Data entries:
==*==

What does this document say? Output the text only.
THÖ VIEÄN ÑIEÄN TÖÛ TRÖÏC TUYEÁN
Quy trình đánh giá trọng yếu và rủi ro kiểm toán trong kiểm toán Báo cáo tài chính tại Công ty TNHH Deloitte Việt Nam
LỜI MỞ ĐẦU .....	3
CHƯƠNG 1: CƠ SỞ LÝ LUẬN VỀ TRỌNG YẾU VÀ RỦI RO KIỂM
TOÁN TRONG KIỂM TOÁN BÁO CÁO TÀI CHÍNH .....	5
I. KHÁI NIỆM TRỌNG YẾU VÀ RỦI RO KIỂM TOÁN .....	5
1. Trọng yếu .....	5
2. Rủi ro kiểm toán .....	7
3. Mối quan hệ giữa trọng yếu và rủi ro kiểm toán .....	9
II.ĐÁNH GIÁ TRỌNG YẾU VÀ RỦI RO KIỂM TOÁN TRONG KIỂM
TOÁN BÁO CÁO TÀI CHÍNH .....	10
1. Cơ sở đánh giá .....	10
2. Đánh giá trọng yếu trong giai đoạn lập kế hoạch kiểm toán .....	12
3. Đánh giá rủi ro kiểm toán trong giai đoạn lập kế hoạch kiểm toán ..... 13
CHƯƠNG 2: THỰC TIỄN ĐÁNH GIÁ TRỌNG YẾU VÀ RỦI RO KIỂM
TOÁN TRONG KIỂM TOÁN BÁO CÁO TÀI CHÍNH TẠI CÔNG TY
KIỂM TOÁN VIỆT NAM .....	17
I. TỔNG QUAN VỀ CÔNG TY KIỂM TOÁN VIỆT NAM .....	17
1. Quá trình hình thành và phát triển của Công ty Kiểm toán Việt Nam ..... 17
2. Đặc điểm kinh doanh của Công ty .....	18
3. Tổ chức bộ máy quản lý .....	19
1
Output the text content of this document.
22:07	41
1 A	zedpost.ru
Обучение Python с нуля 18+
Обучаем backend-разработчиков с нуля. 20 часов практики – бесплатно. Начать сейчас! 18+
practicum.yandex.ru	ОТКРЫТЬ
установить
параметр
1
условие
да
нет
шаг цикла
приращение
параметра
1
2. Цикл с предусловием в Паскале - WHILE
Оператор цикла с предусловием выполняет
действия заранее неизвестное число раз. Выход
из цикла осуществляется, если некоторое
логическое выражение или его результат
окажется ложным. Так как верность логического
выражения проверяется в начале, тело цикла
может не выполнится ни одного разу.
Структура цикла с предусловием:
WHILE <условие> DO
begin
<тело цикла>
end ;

==*==

Find every line holding the word "this"; give their count and nothing else.

# PROBLEM SOLUTION
2